OBJECTIVE:
Reproduce this listing in full.

-- start of SOURCE DATA --

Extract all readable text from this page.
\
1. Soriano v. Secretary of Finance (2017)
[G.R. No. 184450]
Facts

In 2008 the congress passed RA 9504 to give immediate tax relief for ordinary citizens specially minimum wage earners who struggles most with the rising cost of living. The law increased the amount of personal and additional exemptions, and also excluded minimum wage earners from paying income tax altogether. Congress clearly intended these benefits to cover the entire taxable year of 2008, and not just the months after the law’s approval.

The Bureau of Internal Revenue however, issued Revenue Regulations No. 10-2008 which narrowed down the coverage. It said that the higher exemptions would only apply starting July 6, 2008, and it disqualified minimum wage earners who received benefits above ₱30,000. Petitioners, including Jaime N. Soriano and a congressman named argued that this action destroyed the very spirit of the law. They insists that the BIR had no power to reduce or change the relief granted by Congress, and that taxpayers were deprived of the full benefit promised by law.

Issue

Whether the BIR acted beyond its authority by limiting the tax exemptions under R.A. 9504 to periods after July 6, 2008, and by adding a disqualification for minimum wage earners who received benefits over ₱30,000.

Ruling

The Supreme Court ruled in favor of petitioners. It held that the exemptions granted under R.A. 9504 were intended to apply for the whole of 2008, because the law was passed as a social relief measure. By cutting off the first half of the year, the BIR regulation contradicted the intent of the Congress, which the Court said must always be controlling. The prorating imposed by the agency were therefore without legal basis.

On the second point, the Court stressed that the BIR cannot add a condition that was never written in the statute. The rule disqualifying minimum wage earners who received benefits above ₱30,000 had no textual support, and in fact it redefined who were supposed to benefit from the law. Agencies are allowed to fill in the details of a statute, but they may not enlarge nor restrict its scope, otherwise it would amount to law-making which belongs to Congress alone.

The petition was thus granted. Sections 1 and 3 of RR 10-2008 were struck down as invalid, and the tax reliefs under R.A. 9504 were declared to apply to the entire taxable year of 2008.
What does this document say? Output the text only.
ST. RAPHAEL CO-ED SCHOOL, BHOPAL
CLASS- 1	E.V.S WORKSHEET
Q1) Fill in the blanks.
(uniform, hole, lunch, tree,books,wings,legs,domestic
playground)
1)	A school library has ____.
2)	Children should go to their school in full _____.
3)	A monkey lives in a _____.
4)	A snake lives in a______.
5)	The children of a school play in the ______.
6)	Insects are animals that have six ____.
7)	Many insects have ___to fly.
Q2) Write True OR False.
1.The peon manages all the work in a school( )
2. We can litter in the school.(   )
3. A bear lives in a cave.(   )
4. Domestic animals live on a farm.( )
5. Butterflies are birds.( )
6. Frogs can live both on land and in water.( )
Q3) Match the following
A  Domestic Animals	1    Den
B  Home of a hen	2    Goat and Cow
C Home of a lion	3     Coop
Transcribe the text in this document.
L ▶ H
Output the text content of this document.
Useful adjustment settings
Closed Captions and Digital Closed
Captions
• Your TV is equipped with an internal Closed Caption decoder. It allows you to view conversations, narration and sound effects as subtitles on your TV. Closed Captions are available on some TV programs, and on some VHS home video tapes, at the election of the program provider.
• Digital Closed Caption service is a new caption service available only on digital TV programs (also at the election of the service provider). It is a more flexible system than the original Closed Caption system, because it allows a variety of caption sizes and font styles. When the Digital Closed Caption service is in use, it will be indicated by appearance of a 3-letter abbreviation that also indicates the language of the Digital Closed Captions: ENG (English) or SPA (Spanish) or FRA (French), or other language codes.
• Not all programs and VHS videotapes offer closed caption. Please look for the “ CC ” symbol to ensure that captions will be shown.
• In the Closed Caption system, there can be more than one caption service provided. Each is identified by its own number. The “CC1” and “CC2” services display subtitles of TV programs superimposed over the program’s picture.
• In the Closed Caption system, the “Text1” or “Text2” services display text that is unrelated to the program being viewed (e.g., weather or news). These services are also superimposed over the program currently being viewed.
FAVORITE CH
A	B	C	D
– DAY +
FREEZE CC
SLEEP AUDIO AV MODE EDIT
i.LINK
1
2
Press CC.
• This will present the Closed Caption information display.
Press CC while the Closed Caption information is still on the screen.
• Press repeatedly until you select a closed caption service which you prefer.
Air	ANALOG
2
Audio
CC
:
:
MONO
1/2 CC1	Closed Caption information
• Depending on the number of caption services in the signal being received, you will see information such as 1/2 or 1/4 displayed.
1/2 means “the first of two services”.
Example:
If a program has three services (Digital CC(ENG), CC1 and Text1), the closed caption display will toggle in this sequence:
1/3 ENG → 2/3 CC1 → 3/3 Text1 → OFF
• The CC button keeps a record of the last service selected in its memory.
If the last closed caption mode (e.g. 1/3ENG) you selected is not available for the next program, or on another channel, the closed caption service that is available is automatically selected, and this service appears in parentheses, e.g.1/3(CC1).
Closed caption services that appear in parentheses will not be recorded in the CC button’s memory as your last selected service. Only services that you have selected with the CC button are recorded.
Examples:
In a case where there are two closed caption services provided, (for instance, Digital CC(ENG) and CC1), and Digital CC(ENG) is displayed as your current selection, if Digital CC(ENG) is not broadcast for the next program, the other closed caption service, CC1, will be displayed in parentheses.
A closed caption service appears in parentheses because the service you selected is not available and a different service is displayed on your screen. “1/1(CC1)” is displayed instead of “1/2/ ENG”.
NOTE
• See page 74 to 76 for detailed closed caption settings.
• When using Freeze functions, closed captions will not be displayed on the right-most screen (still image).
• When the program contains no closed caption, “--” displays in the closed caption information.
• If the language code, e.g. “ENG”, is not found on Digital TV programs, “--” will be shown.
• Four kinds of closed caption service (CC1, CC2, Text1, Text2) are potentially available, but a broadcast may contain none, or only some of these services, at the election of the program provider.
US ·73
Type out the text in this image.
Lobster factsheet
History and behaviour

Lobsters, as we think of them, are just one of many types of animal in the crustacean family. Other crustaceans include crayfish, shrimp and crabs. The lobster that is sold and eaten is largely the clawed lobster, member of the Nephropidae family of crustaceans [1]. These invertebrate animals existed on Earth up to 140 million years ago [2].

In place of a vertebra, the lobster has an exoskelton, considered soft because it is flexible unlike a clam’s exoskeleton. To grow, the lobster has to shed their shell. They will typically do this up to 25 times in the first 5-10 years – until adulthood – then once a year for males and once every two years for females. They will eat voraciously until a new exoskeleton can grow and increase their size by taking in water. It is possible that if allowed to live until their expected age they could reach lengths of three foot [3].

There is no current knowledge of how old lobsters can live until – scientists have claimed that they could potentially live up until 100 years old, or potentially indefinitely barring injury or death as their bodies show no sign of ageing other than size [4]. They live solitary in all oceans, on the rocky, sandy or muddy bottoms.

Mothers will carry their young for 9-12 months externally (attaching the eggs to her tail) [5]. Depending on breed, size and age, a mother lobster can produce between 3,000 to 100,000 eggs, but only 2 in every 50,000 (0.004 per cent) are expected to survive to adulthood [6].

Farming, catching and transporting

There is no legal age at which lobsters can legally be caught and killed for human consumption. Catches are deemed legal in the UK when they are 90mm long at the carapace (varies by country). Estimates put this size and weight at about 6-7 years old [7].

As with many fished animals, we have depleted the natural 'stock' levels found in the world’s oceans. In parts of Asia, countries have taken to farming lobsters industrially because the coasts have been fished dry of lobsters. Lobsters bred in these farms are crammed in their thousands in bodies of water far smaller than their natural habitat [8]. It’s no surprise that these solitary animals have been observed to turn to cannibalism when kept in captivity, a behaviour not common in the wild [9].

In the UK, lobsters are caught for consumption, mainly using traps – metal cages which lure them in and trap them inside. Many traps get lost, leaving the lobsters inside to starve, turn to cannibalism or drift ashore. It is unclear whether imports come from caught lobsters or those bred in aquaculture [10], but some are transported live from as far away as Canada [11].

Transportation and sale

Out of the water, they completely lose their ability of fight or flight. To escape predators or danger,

-- end of SOURCE DATA --

FULL ANSWER:
Extract all readable text from this page.
\
1. Soriano v. Secretary of Finance (2017)
[G.R. No. 184450]
Facts

In 2008 the congress passed RA 9504 to give immediate tax relief for ordinary citizens specially minimum wage earners who struggles most with the rising cost of living. The law increased the amount of personal and additional exemptions, and also excluded minimum wage earners from paying income tax altogether. Congress clearly intended these benefits to cover the entire taxable year of 2008, and not just the months after the law’s approval.

The Bureau of Internal Revenue however, issued Revenue Regulations No. 10-2008 which narrowed down the coverage. It said that the higher exemptions would only apply starting July 6, 2008, and it disqualified minimum wage earners who received benefits above ₱30,000. Petitioners, including Jaime N. Soriano and a congressman named argued that this action destroyed the very spirit of the law. They insists that the BIR had no power to reduce or change the relief granted by Congress, and that taxpayers were deprived of the full benefit promised by law.

Issue

Whether the BIR acted beyond its authority by limiting the tax exemptions under R.A. 9504 to periods after July 6, 2008, and by adding a disqualification for minimum wage earners who received benefits over ₱30,000.

Ruling

The Supreme Court ruled in favor of petitioners. It held that the exemptions granted under R.A. 9504 were intended to apply for the whole of 2008, because the law was passed as a social relief measure. By cutting off the first half of the year, the BIR regulation contradicted the intent of the Congress, which the Court said must always be controlling. The prorating imposed by the agency were therefore without legal basis.

On the second point, the Court stressed that the BIR cannot add a condition that was never written in the statute. The rule disqualifying minimum wage earners who received benefits above ₱30,000 had no textual support, and in fact it redefined who were supposed to benefit from the law. Agencies are allowed to fill in the details of a statute, but they may not enlarge nor restrict its scope, otherwise it would amount to law-making which belongs to Congress alone.

The petition was thus granted. Sections 1 and 3 of RR 10-2008 were struck down as invalid, and the tax reliefs under R.A. 9504 were declared to apply to the entire taxable year of 2008.
What does this document say? Output the text only.
ST. RAPHAEL CO-ED SCHOOL, BHOPAL
CLASS- 1	E.V.S WORKSHEET
Q1) Fill in the blanks.
(uniform, hole, lunch, tree,books,wings,legs,domestic
playground)
1)	A school library has ____.
2)	Children should go to their school in full _____.
3)	A monkey lives in a _____.
4)	A snake lives in a______.
5)	The children of a school play in the ______.
6)	Insects are animals that have six ____.
7)	Many insects have ___to fly.
Q2) Write True OR False.
1.The peon manages all the work in a school( )
2. We can litter in the school.(   )
3. A bear lives in a cave.(   )
4. Domestic animals live on a farm.( )
5. Butterflies are birds.( )
6. Frogs can live both on land and in water.( )
Q3) Match the following
A  Domestic Animals	1    Den
B  Home of a hen	2    Goat and Cow
C Home of a lion	3     Coop
Transcribe the text in this document.
L ▶ H
Output the text content of this document.
Useful adjustment settings
Closed Captions and Digital Closed
Captions
• Your TV is equipped with an internal Closed Caption decoder. It allows you to view conversations, narration and sound effects as subtitles on your TV. Closed Captions are available on some TV programs, and on some VHS home video tapes, at the election of the program provider.
• Digital Closed Caption service is a new caption service available only on digital TV programs (also at the election of the service provider). It is a more flexible system than the original Closed Caption system, because it allows a variety of caption sizes and font styles. When the Digital Closed Caption service is in use, it will be indicated by appearance of a 3-letter abbreviation that also indicates the language of the Digital Closed Captions: ENG (English) or SPA (Spanish) or FRA (French), or other language codes.
• Not all programs and VHS videotapes offer closed caption. Please look for the “ CC ” symbol to ensure that captions will be shown.
• In the Closed Caption system, there can be more than one caption service provided. Each is identified by its own number. The “CC1” and “CC2” services display subtitles of TV programs superimposed over the program’s picture.
• In the Closed Caption system, the “Text1” or “Text2” services display text that is unrelated to the program being viewed (e.g., weather or news). These services are also superimposed over the program currently being viewed.
FAVORITE CH
A	B	C	D
– DAY +
FREEZE CC
SLEEP AUDIO AV MODE EDIT
i.LINK
1
2
Press CC.
• This will present the Closed Caption information display.
Press CC while the Closed Caption information is still on the screen.
• Press repeatedly until you select a closed caption service which you prefer.
Air	ANALOG
2
Audio
CC
:
:
MONO
1/2 CC1	Closed Caption information
• Depending on the number of caption services in the signal being received, you will see information such as 1/2 or 1/4 displayed.
1/2 means “the first of two services”.
Example:
If a program has three services (Digital CC(ENG), CC1 and Text1), the closed caption display will toggle in this sequence:
1/3 ENG → 2/3 CC1 → 3/3 Text1 → OFF
• The CC button keeps a record of the last service selected in its memory.
If the last closed caption mode (e.g. 1/3ENG) you selected is not available for the next program, or on another channel, the closed caption service that is available is automatically selected, and this service appears in parentheses, e.g.1/3(CC1).
Closed caption services that appear in parentheses will not be recorded in the CC button’s memory as your last selected service. Only services that you have selected with the CC button are recorded.
Examples:
In a case where there are two closed caption services provided, (for instance, Digital CC(ENG) and CC1), and Digital CC(ENG) is displayed as your current selection, if Digital CC(ENG) is not broadcast for the next program, the other closed caption service, CC1, will be displayed in parentheses.
A closed caption service appears in parentheses because the service you selected is not available and a different service is displayed on your screen. “1/1(CC1)” is displayed instead of “1/2/ ENG”.
NOTE
• See page 74 to 76 for detailed closed caption settings.
• When using Freeze functions, closed captions will not be displayed on the right-most screen (still image).
• When the program contains no closed caption, “--” displays in the closed caption information.
• If the language code, e.g. “ENG”, is not found on Digital TV programs, “--” will be shown.
• Four kinds of closed caption service (CC1, CC2, Text1, Text2) are potentially available, but a broadcast may contain none, or only some of these services, at the election of the program provider.
US ·73
Type out the text in this image.
Lobster factsheet
History and behaviour

Lobsters, as we think of them, are just one of many types of animal in the crustacean family. Other crustaceans include crayfish, shrimp and crabs. The lobster that is sold and eaten is largely the clawed lobster, member of the Nephropidae family of crustaceans [1]. These invertebrate animals existed on Earth up to 140 million years ago [2].

In place of a vertebra, the lobster has an exoskelton, considered soft because it is flexible unlike a clam’s exoskeleton. To grow, the lobster has to shed their shell. They will typically do this up to 25 times in the first 5-10 years – until adulthood – then once a year for males and once every two years for females. They will eat voraciously until a new exoskeleton can grow and increase their size by taking in water. It is possible that if allowed to live until their expected age they could reach lengths of three foot [3].

There is no current knowledge of how old lobsters can live until – scientists have claimed that they could potentially live up until 100 years old, or potentially indefinitely barring injury or death as their bodies show no sign of ageing other than size [4]. They live solitary in all oceans, on the rocky, sandy or muddy bottoms.

Mothers will carry their young for 9-12 months externally (attaching the eggs to her tail) [5]. Depending on breed, size and age, a mother lobster can produce between 3,000 to 100,000 eggs, but only 2 in every 50,000 (0.004 per cent) are expected to survive to adulthood [6].

Farming, catching and transporting

There is no legal age at which lobsters can legally be caught and killed for human consumption. Catches are deemed legal in the UK when they are 90mm long at the carapace (varies by country). Estimates put this size and weight at about 6-7 years old [7].

As with many fished animals, we have depleted the natural 'stock' levels found in the world’s oceans. In parts of Asia, countries have taken to farming lobsters industrially because the coasts have been fished dry of lobsters. Lobsters bred in these farms are crammed in their thousands in bodies of water far smaller than their natural habitat [8]. It’s no surprise that these solitary animals have been observed to turn to cannibalism when kept in captivity, a behaviour not common in the wild [9].

In the UK, lobsters are caught for consumption, mainly using traps – metal cages which lure them in and trap them inside. Many traps get lost, leaving the lobsters inside to starve, turn to cannibalism or drift ashore. It is unclear whether imports come from caught lobsters or those bred in aquaculture [10], but some are transported live from as far away as Canada [11].

Transportation and sale

Out of the water, they completely lose their ability of fight or flight. To escape predators or danger,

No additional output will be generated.